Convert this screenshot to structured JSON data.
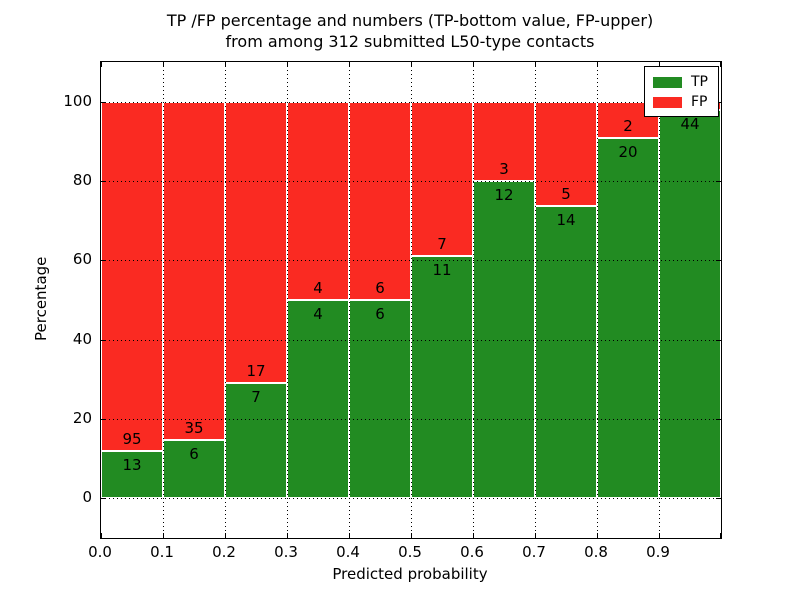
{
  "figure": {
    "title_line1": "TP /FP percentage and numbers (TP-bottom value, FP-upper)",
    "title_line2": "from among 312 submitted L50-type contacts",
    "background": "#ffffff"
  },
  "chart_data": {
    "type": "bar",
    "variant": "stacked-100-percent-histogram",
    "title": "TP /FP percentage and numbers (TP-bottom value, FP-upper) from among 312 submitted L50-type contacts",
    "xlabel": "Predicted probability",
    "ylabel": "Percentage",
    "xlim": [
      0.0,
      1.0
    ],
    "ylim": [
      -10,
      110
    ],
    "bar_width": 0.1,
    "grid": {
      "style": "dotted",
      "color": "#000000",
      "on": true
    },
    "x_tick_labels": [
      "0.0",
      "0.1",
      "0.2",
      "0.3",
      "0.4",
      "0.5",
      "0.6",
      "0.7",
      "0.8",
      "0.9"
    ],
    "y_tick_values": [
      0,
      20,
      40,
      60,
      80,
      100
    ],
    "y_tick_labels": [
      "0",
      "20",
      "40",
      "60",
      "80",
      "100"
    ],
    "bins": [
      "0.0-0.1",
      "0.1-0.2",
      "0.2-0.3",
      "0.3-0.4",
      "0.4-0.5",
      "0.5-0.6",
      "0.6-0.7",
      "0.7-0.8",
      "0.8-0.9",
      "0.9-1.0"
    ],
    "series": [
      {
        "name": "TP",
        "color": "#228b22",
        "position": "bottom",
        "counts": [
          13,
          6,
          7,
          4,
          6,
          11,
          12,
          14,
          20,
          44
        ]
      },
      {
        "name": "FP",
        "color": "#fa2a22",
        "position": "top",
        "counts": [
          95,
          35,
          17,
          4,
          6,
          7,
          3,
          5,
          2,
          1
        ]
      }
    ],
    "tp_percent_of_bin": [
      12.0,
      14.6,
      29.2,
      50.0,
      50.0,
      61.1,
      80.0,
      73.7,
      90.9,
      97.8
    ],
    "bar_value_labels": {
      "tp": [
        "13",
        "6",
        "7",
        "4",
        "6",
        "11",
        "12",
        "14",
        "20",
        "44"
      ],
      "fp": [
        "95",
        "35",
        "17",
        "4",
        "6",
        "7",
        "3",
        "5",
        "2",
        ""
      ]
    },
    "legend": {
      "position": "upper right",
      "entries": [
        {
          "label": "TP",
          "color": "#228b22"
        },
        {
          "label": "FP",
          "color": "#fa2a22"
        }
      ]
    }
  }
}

§ WHAT THE TASK ASKS: Find the word "contacts" in the records and pull out each line that has it.

§ EXPECTED ANSWER:
    "title_line2": "from among 312 submitted L50-type contacts",
    "title": "TP /FP percentage and numbers (TP-bottom value, FP-upper) from among 312 submitted L50-type contacts",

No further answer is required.